=== Provided records ===
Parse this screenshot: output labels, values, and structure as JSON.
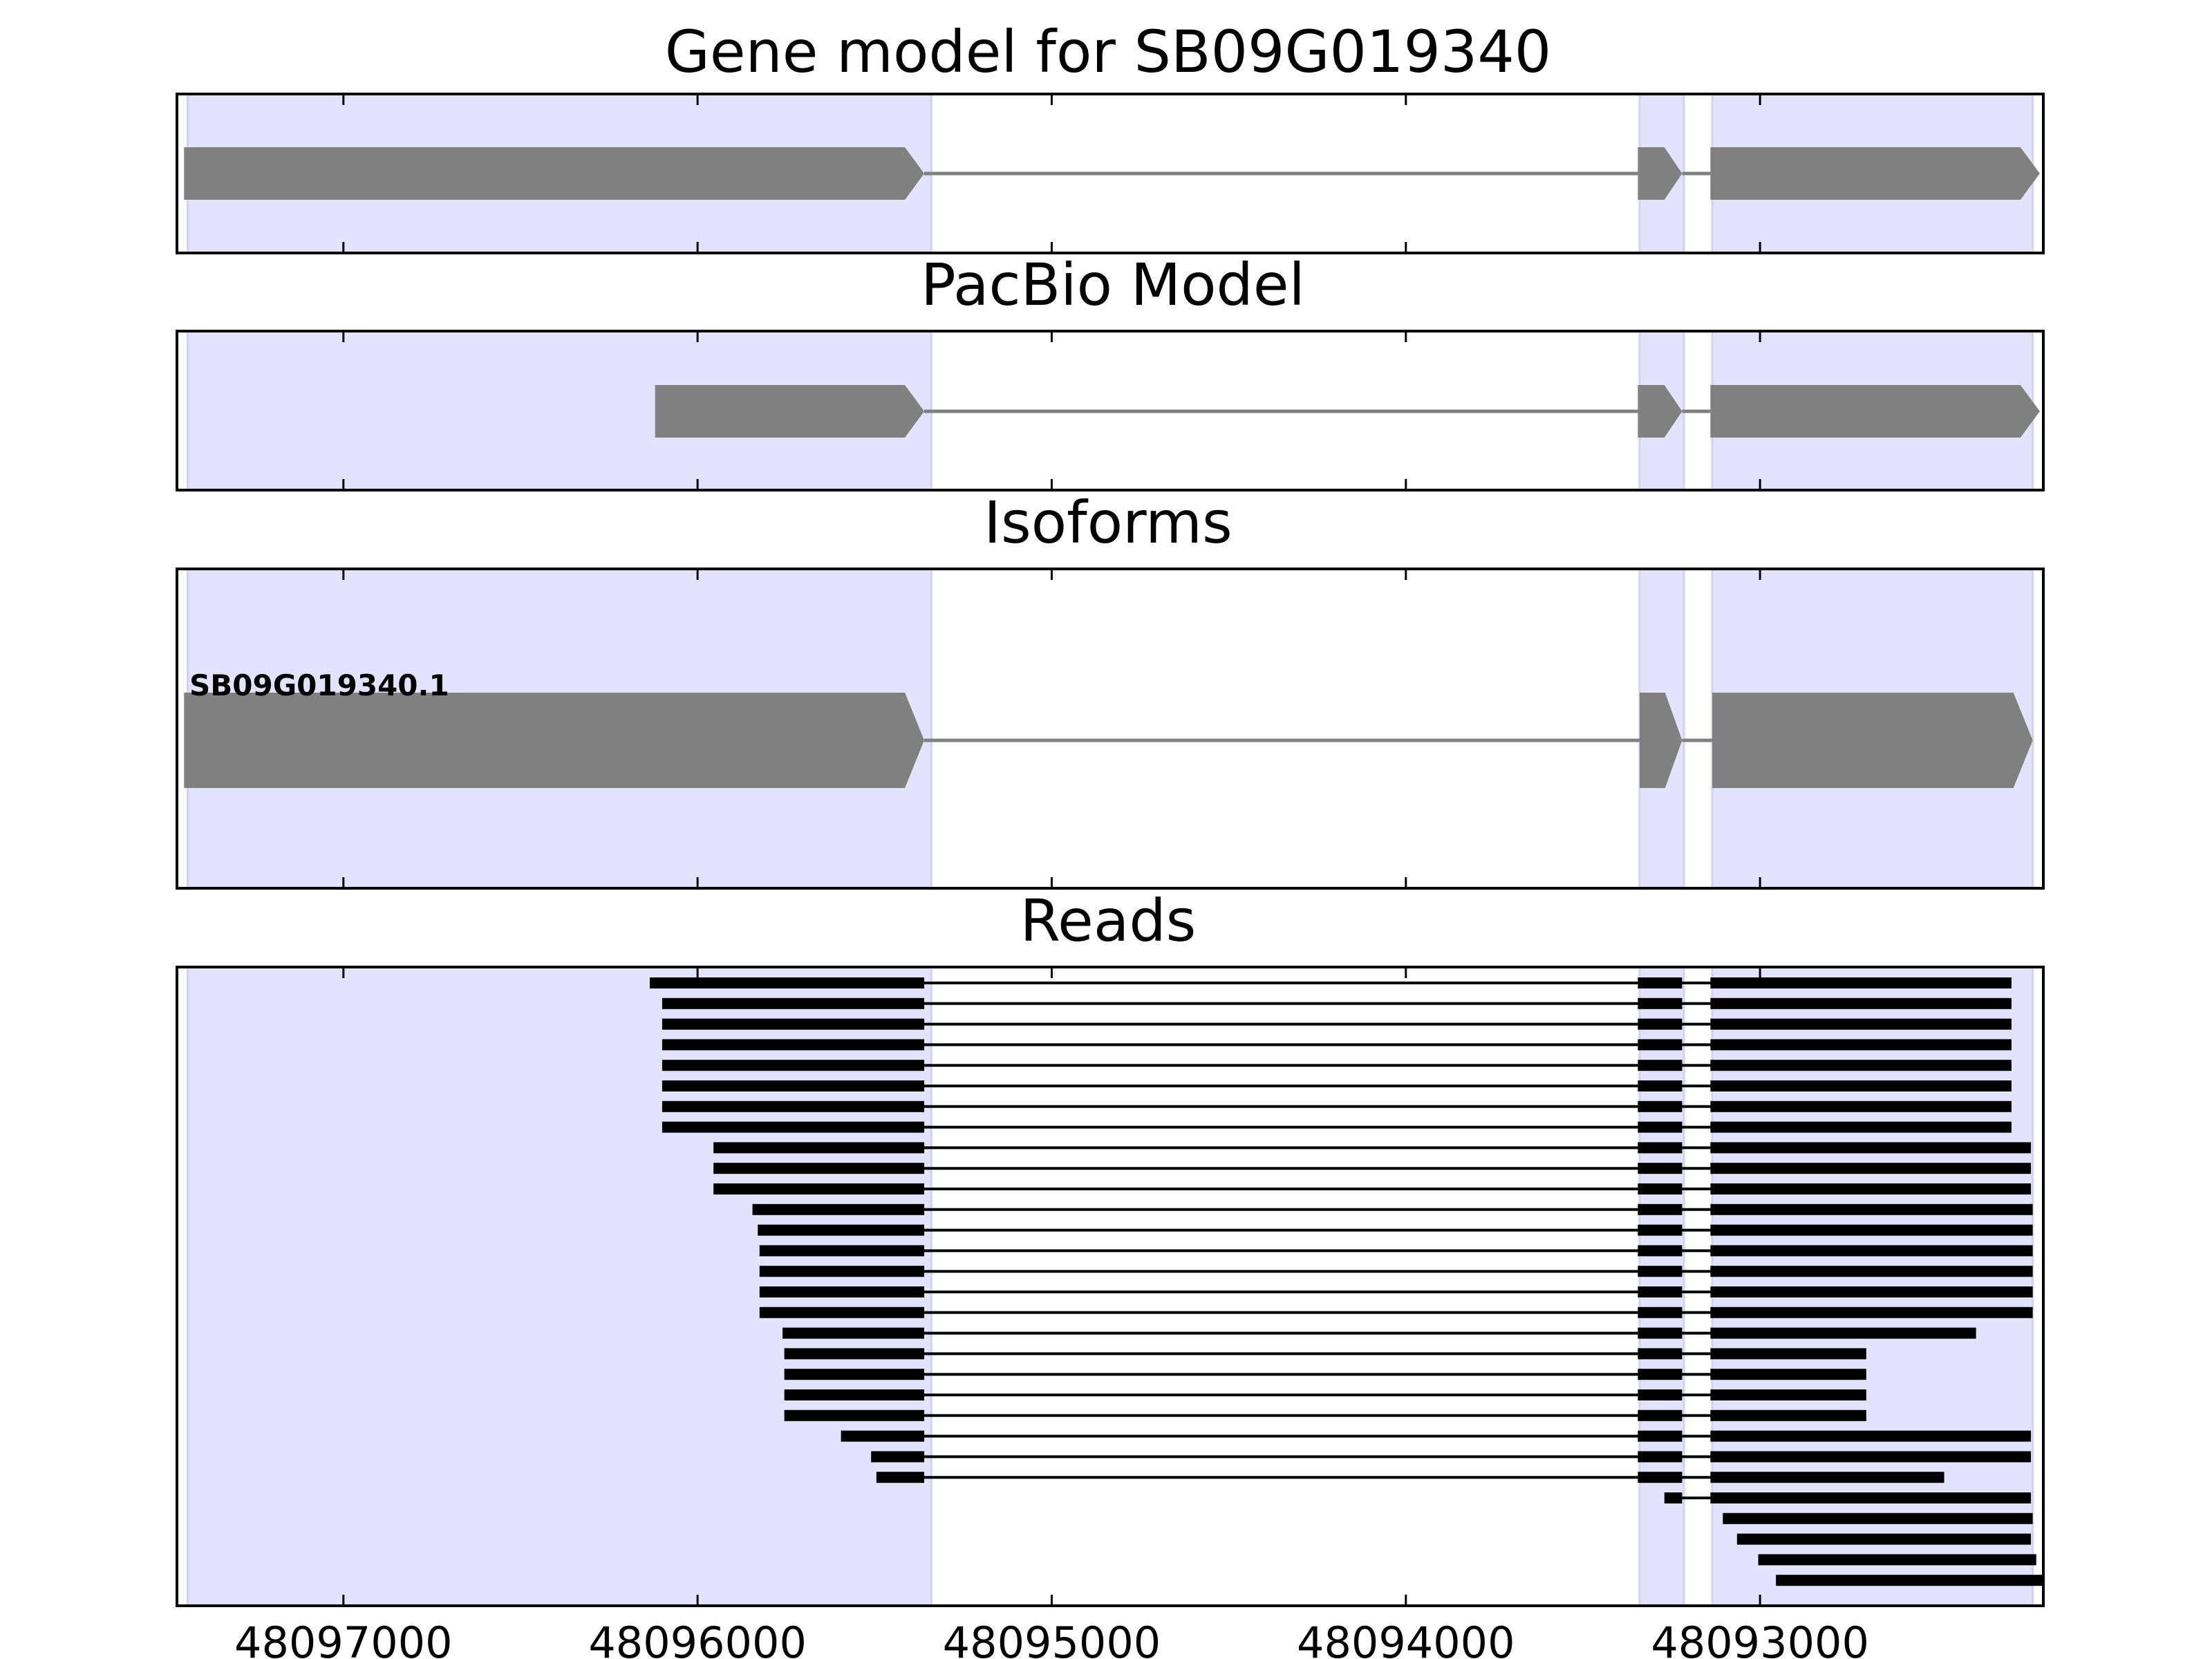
{
  "chart_data": {
    "type": "gene-track",
    "x_axis": {
      "reversed": true,
      "xlim": [
        48097470,
        48092200
      ],
      "tick_values": [
        48097000,
        48096000,
        48095000,
        48094000,
        48093000
      ],
      "tick_labels": [
        "48097000",
        "48096000",
        "48095000",
        "48094000",
        "48093000"
      ]
    },
    "exon_highlights": [
      {
        "start": 48097440,
        "end": 48095340
      },
      {
        "start": 48093340,
        "end": 48093215
      },
      {
        "start": 48093135,
        "end": 48092230
      }
    ],
    "colors": {
      "highlight": "#e3e3fd",
      "model": "#808080",
      "reads": "#000000"
    },
    "panels": [
      {
        "title": "Gene model for SB09G019340",
        "exons": [
          {
            "start": 48097450,
            "end": 48095360
          },
          {
            "start": 48093345,
            "end": 48093220
          },
          {
            "start": 48093140,
            "end": 48092210
          }
        ]
      },
      {
        "title": "PacBio Model",
        "exons": [
          {
            "start": 48096120,
            "end": 48095360
          },
          {
            "start": 48093345,
            "end": 48093220
          },
          {
            "start": 48093140,
            "end": 48092210
          }
        ]
      },
      {
        "title": "Isoforms",
        "isoforms": [
          {
            "name": "SB09G019340.1",
            "exons": [
              {
                "start": 48097450,
                "end": 48095360
              },
              {
                "start": 48093340,
                "end": 48093220
              },
              {
                "start": 48093135,
                "end": 48092230
              }
            ]
          }
        ]
      },
      {
        "title": "Reads",
        "reads": [
          {
            "start": 48096135,
            "end": 48092290
          },
          {
            "start": 48096100,
            "end": 48092290
          },
          {
            "start": 48096100,
            "end": 48092290
          },
          {
            "start": 48096100,
            "end": 48092290
          },
          {
            "start": 48096100,
            "end": 48092290
          },
          {
            "start": 48096100,
            "end": 48092290
          },
          {
            "start": 48096100,
            "end": 48092290
          },
          {
            "start": 48096100,
            "end": 48092290
          },
          {
            "start": 48095955,
            "end": 48092235
          },
          {
            "start": 48095955,
            "end": 48092235
          },
          {
            "start": 48095955,
            "end": 48092235
          },
          {
            "start": 48095845,
            "end": 48092230
          },
          {
            "start": 48095830,
            "end": 48092230
          },
          {
            "start": 48095825,
            "end": 48092230
          },
          {
            "start": 48095825,
            "end": 48092230
          },
          {
            "start": 48095825,
            "end": 48092230
          },
          {
            "start": 48095825,
            "end": 48092230
          },
          {
            "start": 48095760,
            "end": 48092390
          },
          {
            "start": 48095755,
            "end": 48092700
          },
          {
            "start": 48095755,
            "end": 48092700
          },
          {
            "start": 48095755,
            "end": 48092700
          },
          {
            "start": 48095755,
            "end": 48092700
          },
          {
            "start": 48095595,
            "end": 48092235
          },
          {
            "start": 48095510,
            "end": 48092235
          },
          {
            "start": 48095495,
            "end": 48092480
          },
          {
            "start": 48093270,
            "end": 48092235
          },
          {
            "start": 48093105,
            "end": 48092230
          },
          {
            "start": 48093065,
            "end": 48092235
          },
          {
            "start": 48093005,
            "end": 48092220
          },
          {
            "start": 48092955,
            "end": 48092200
          }
        ]
      }
    ]
  }
}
===
» Problem requirements
Using the data above, write out every line exactly, leaving the images behind.

» Solution to this problem
Parse this screenshot: output labels, values, and structure as JSON.
{
  "chart_data": {
    "type": "gene-track",
    "x_axis": {
      "reversed": true,
      "xlim": [
        48097470,
        48092200
      ],
      "tick_values": [
        48097000,
        48096000,
        48095000,
        48094000,
        48093000
      ],
      "tick_labels": [
        "48097000",
        "48096000",
        "48095000",
        "48094000",
        "48093000"
      ]
    },
    "exon_highlights": [
      {
        "start": 48097440,
        "end": 48095340
      },
      {
        "start": 48093340,
        "end": 48093215
      },
      {
        "start": 48093135,
        "end": 48092230
      }
    ],
    "colors": {
      "highlight": "#e3e3fd",
      "model": "#808080",
      "reads": "#000000"
    },
    "panels": [
      {
        "title": "Gene model for SB09G019340",
        "exons": [
          {
            "start": 48097450,
            "end": 48095360
          },
          {
            "start": 48093345,
            "end": 48093220
          },
          {
            "start": 48093140,
            "end": 48092210
          }
        ]
      },
      {
        "title": "PacBio Model",
        "exons": [
          {
            "start": 48096120,
            "end": 48095360
          },
          {
            "start": 48093345,
            "end": 48093220
          },
          {
            "start": 48093140,
            "end": 48092210
          }
        ]
      },
      {
        "title": "Isoforms",
        "isoforms": [
          {
            "name": "SB09G019340.1",
            "exons": [
              {
                "start": 48097450,
                "end": 48095360
              },
              {
                "start": 48093340,
                "end": 48093220
              },
              {
                "start": 48093135,
                "end": 48092230
              }
            ]
          }
        ]
      },
      {
        "title": "Reads",
        "reads": [
          {
            "start": 48096135,
            "end": 48092290
          },
          {
            "start": 48096100,
            "end": 48092290
          },
          {
            "start": 48096100,
            "end": 48092290
          },
          {
            "start": 48096100,
            "end": 48092290
          },
          {
            "start": 48096100,
            "end": 48092290
          },
          {
            "start": 48096100,
            "end": 48092290
          },
          {
            "start": 48096100,
            "end": 48092290
          },
          {
            "start": 48096100,
            "end": 48092290
          },
          {
            "start": 48095955,
            "end": 48092235
          },
          {
            "start": 48095955,
            "end": 48092235
          },
          {
            "start": 48095955,
            "end": 48092235
          },
          {
            "start": 48095845,
            "end": 48092230
          },
          {
            "start": 48095830,
            "end": 48092230
          },
          {
            "start": 48095825,
            "end": 48092230
          },
          {
            "start": 48095825,
            "end": 48092230
          },
          {
            "start": 48095825,
            "end": 48092230
          },
          {
            "start": 48095825,
            "end": 48092230
          },
          {
            "start": 48095760,
            "end": 48092390
          },
          {
            "start": 48095755,
            "end": 48092700
          },
          {
            "start": 48095755,
            "end": 48092700
          },
          {
            "start": 48095755,
            "end": 48092700
          },
          {
            "start": 48095755,
            "end": 48092700
          },
          {
            "start": 48095595,
            "end": 48092235
          },
          {
            "start": 48095510,
            "end": 48092235
          },
          {
            "start": 48095495,
            "end": 48092480
          },
          {
            "start": 48093270,
            "end": 48092235
          },
          {
            "start": 48093105,
            "end": 48092230
          },
          {
            "start": 48093065,
            "end": 48092235
          },
          {
            "start": 48093005,
            "end": 48092220
          },
          {
            "start": 48092955,
            "end": 48092200
          }
        ]
      }
    ]
  }
}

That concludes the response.